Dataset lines

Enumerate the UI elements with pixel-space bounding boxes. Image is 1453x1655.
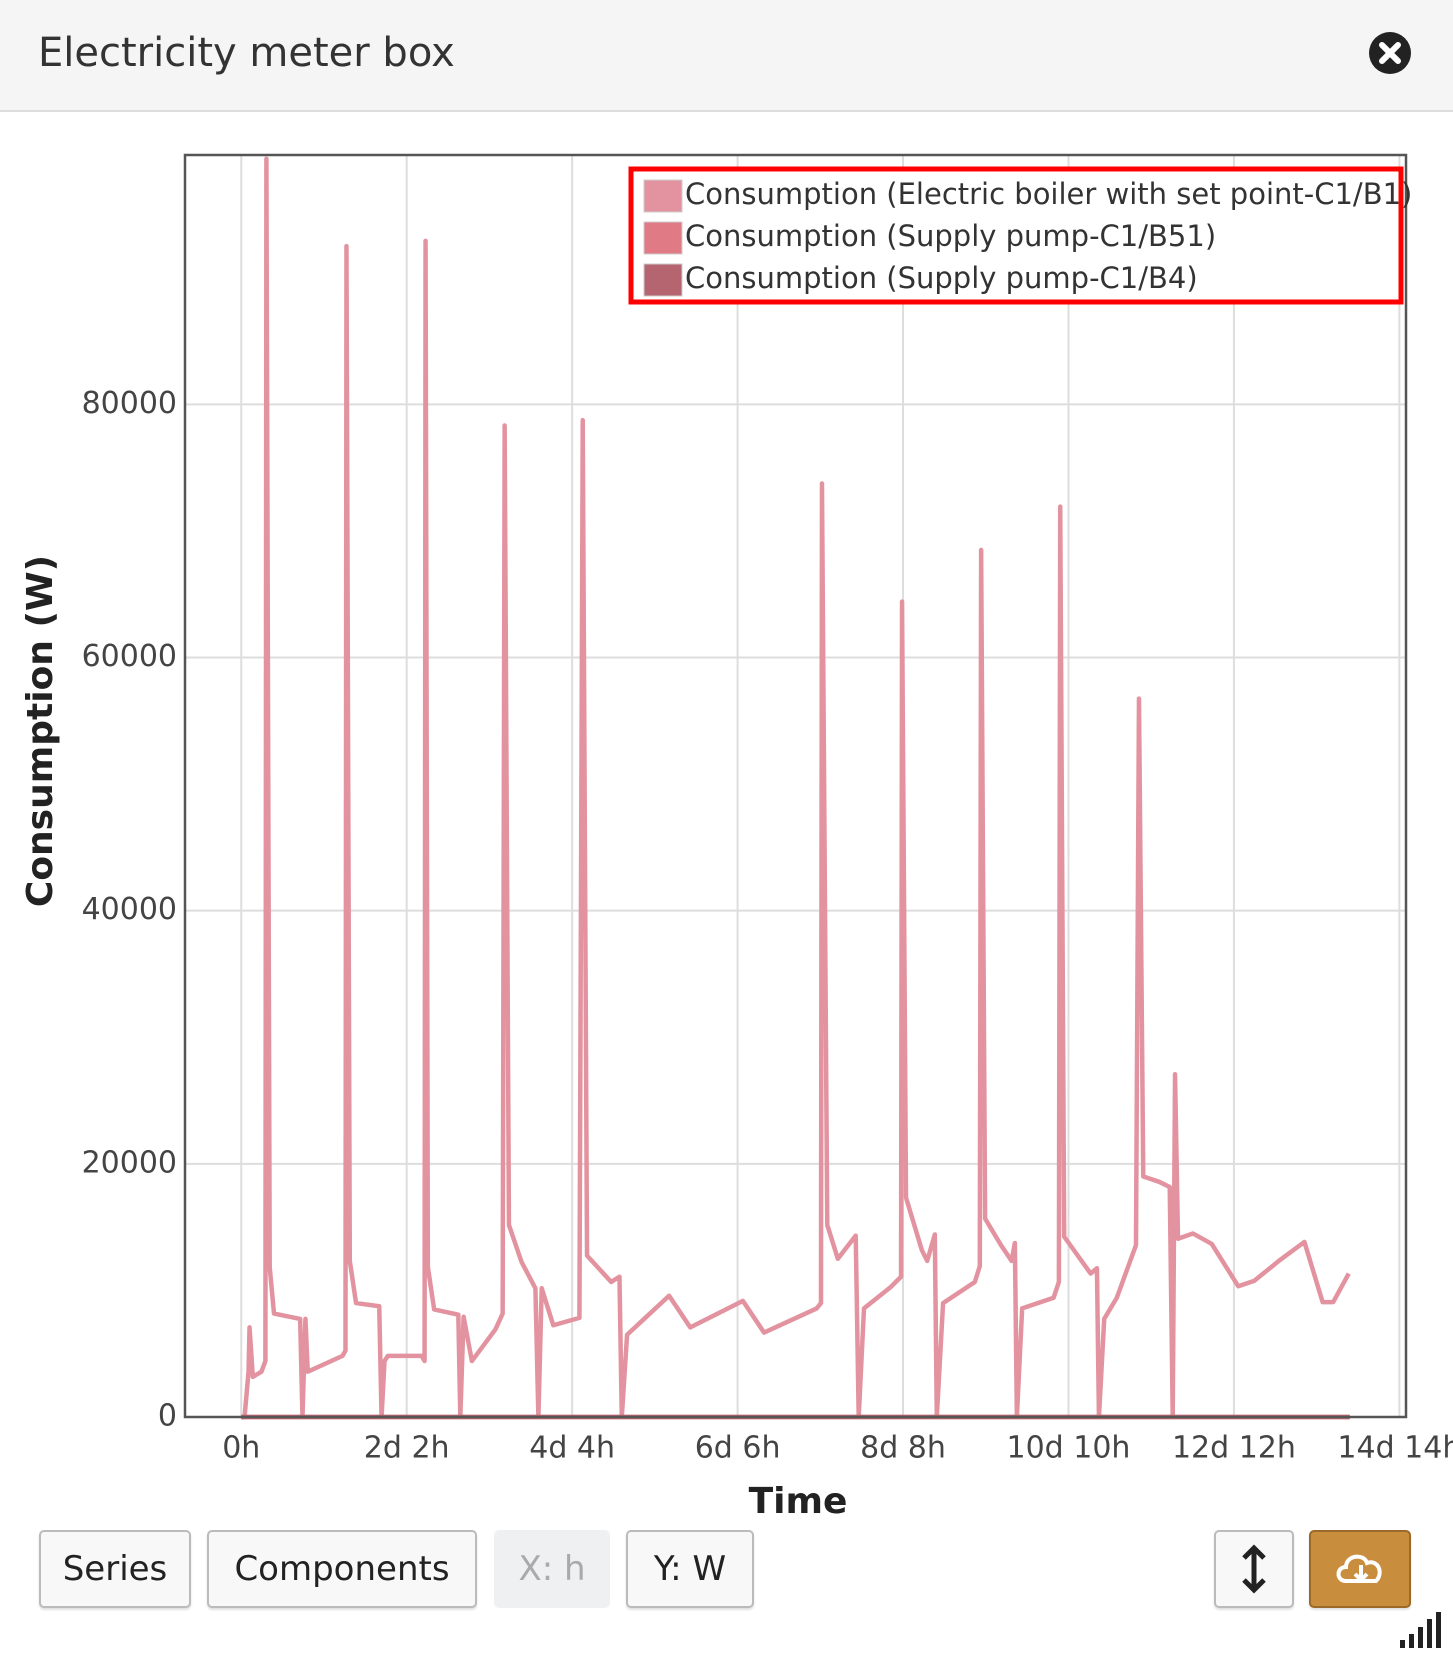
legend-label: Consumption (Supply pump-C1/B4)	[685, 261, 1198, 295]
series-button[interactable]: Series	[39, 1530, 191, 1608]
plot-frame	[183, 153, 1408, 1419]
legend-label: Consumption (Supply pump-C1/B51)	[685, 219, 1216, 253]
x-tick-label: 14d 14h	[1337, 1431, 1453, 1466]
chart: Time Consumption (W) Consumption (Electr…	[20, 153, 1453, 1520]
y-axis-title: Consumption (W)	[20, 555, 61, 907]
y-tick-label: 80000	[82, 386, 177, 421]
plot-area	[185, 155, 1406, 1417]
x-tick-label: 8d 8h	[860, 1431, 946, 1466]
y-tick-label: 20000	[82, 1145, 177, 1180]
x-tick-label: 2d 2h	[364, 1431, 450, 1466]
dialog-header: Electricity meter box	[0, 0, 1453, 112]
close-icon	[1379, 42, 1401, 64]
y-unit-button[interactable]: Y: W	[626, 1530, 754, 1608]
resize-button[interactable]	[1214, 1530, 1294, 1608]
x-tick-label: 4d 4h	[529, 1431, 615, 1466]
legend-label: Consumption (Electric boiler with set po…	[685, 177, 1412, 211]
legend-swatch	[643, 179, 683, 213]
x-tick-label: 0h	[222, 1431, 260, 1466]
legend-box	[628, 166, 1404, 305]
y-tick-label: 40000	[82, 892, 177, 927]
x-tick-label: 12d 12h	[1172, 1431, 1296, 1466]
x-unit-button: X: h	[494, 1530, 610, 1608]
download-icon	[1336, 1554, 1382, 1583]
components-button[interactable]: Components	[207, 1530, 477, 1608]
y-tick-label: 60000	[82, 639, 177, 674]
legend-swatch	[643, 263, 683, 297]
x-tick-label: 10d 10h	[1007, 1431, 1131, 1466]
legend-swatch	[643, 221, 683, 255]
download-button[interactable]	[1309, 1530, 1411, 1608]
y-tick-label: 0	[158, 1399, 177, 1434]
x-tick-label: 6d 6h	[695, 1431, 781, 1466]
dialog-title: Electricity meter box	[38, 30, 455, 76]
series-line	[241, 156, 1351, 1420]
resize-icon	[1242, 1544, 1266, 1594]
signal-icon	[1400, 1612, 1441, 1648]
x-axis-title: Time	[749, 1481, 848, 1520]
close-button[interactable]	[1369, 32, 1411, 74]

Your task — Quote every line above word for word, leaving out the picture.

Written reply —
Enumerate the UI elements with pixel-space bounding boxes. Image is 1453x1655.
legend-label: Consumption (Supply pump-C1/B4)	[685, 261, 1198, 295]
series-button[interactable]: Series	[39, 1530, 191, 1608]
plot-frame	[183, 153, 1408, 1419]
legend-label: Consumption (Supply pump-C1/B51)	[685, 219, 1216, 253]
x-tick-label: 14d 14h	[1337, 1431, 1453, 1466]
chart: Time Consumption (W) Consumption (Electr…	[20, 153, 1453, 1520]
y-axis-title: Consumption (W)	[20, 555, 61, 907]
y-tick-label: 80000	[82, 386, 177, 421]
plot-area	[185, 155, 1406, 1417]
x-tick-label: 8d 8h	[860, 1431, 946, 1466]
y-tick-label: 20000	[82, 1145, 177, 1180]
x-tick-label: 2d 2h	[364, 1431, 450, 1466]
dialog-header: Electricity meter box	[0, 0, 1453, 112]
close-icon	[1379, 42, 1401, 64]
y-unit-button[interactable]: Y: W	[626, 1530, 754, 1608]
resize-button[interactable]	[1214, 1530, 1294, 1608]
x-tick-label: 4d 4h	[529, 1431, 615, 1466]
legend-label: Consumption (Electric boiler with set po…	[685, 177, 1412, 211]
legend-swatch	[643, 179, 683, 213]
x-tick-label: 0h	[222, 1431, 260, 1466]
legend-box	[628, 166, 1404, 305]
y-tick-label: 40000	[82, 892, 177, 927]
x-tick-label: 12d 12h	[1172, 1431, 1296, 1466]
x-unit-button: X: h	[494, 1530, 610, 1608]
download-icon	[1336, 1554, 1382, 1583]
components-button[interactable]: Components	[207, 1530, 477, 1608]
y-tick-label: 60000	[82, 639, 177, 674]
legend-swatch	[643, 263, 683, 297]
x-tick-label: 10d 10h	[1007, 1431, 1131, 1466]
legend-swatch	[643, 221, 683, 255]
download-button[interactable]	[1309, 1530, 1411, 1608]
y-tick-label: 0	[158, 1399, 177, 1434]
x-tick-label: 6d 6h	[695, 1431, 781, 1466]
dialog-title: Electricity meter box	[38, 30, 455, 76]
series-line	[241, 156, 1351, 1420]
resize-icon	[1242, 1544, 1266, 1594]
signal-icon	[1400, 1612, 1441, 1648]
x-axis-title: Time	[749, 1481, 848, 1520]
close-button[interactable]	[1369, 32, 1411, 74]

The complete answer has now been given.